* SUPPLIED TEXT:

[Start of Attachment]

Quit playing games with your mind
A few days back, Hollywood actor Ryan Reynolds opened up about his struggle with anxiety. He also shared that he used humour as a diversion tactic. His revelation has brought the issue back into the spotlight, nudging many to make a renewed attempt at understanding it.
Experts agree that it is only since a few years that mental health is being taken seriously. Part of the credit goes to celebrities such as Emma Stone (experienced anxiety) and Deepika Padukone (battled depression), who frankly spoke about their problems.
However, with the understanding of mental health, even today, at a relatively nascent stage, the difference between stress, anxiety and depression is usually unclear to many. According to Dr Alpes Panchal, psychiatrist and founder, The Freemind Initiative, the common confusion arises between anxiety and depression as those with anxiety often battle depression and vice versa.
However, a simple lookout for telltale signs can help identify if a person is fighting just one or more mental health battles.
The right label
Stress: It is situation specific and usually subsides with a lifestyle change or when the situation passes by. It is the overwhelming feeling of being unable to handle a particular problem. A common example is stress to meet a work deadline.
Anxiety: It makes people obsessive or worry about a particular thing. An anxious person is prone to panic attack, which is marked by increased breathing, heaviness of chest and a feeling of impending doom. They tend to suffer from insomnia, a reduced appetite, diminished ability to concentrate and recall things.

[End of Attachment]

* RAW DATA:

[Start of Attachment]

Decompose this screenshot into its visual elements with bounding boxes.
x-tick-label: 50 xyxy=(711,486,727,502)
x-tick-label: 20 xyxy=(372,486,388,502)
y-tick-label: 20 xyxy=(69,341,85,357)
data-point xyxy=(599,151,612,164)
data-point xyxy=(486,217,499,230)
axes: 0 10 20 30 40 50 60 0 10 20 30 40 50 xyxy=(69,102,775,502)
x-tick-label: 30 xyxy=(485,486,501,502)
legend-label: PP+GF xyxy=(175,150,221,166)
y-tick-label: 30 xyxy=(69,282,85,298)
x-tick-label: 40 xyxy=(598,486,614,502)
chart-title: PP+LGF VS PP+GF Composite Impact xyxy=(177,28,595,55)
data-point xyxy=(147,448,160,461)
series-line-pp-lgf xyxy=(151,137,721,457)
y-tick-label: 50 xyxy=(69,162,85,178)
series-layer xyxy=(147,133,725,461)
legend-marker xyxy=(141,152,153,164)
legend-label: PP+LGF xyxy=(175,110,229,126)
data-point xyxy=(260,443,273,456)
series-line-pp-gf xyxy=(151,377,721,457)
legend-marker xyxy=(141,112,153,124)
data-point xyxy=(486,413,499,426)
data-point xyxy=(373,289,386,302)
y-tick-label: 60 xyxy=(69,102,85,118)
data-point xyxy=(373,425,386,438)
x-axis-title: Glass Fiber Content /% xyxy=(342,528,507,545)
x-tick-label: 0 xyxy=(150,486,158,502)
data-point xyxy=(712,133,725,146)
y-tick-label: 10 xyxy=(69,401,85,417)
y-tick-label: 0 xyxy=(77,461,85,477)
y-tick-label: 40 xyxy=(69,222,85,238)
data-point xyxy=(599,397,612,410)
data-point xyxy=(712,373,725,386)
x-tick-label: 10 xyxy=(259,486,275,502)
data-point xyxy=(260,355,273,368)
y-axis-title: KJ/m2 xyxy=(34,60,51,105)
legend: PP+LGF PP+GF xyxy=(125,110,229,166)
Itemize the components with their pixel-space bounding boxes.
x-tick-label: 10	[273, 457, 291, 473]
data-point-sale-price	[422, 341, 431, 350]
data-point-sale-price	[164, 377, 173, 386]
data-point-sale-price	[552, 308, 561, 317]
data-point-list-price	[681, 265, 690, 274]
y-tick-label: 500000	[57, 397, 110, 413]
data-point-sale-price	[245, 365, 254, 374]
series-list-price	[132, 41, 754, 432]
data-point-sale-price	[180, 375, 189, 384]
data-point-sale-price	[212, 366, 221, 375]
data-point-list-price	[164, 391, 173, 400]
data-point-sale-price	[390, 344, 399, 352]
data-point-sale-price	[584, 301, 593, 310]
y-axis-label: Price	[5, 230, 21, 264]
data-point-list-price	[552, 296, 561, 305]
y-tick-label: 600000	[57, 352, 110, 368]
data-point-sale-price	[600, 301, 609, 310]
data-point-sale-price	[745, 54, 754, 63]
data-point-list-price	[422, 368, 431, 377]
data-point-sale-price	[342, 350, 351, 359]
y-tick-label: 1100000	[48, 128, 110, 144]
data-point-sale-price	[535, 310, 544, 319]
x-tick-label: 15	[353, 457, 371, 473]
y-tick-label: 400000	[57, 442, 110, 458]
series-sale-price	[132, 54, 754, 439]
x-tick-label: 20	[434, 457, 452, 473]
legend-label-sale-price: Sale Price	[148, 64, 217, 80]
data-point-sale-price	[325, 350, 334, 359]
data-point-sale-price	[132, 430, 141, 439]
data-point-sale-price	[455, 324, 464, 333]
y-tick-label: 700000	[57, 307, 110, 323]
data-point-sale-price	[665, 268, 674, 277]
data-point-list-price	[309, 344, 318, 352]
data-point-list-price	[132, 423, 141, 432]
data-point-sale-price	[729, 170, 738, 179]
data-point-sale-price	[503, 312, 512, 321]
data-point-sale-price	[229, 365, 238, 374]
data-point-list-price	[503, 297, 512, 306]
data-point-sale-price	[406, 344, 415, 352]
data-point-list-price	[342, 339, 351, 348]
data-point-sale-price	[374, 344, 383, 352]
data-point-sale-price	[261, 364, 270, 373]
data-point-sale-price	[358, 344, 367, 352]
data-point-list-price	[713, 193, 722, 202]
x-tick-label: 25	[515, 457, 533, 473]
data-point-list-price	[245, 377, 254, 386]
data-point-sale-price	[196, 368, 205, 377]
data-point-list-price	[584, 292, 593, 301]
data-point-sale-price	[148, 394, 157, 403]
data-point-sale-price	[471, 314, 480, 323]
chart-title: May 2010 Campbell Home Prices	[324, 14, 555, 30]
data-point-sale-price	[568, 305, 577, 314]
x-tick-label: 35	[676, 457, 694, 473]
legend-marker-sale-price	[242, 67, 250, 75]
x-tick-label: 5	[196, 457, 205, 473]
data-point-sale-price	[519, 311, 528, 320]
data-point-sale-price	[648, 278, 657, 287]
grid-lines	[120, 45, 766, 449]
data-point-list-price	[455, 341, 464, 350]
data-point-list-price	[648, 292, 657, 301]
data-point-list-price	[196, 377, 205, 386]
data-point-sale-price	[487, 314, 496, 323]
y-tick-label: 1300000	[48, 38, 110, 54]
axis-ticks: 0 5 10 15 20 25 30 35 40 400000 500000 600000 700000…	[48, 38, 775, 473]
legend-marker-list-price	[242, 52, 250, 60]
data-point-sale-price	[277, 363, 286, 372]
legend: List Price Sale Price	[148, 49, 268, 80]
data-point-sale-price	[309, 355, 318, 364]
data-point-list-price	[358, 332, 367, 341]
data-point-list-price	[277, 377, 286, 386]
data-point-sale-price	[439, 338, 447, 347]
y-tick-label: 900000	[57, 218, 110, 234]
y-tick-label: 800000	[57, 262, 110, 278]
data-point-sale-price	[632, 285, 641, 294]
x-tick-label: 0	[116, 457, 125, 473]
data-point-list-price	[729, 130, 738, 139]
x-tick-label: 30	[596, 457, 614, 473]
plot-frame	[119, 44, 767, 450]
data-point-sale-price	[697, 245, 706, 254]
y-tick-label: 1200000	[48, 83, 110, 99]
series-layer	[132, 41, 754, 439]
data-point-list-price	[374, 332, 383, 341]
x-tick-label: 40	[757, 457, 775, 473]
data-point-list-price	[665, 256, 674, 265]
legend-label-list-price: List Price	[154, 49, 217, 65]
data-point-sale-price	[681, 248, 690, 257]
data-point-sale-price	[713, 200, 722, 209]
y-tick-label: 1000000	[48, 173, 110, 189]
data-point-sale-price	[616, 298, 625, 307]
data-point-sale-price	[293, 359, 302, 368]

[End of Attachment]

* REQUIRED WORK: In the article on stress, anxiety and depression, what is given as a common example of stress?

* SOLUTION TO THE EXERCISE: Stress to meet a work deadline.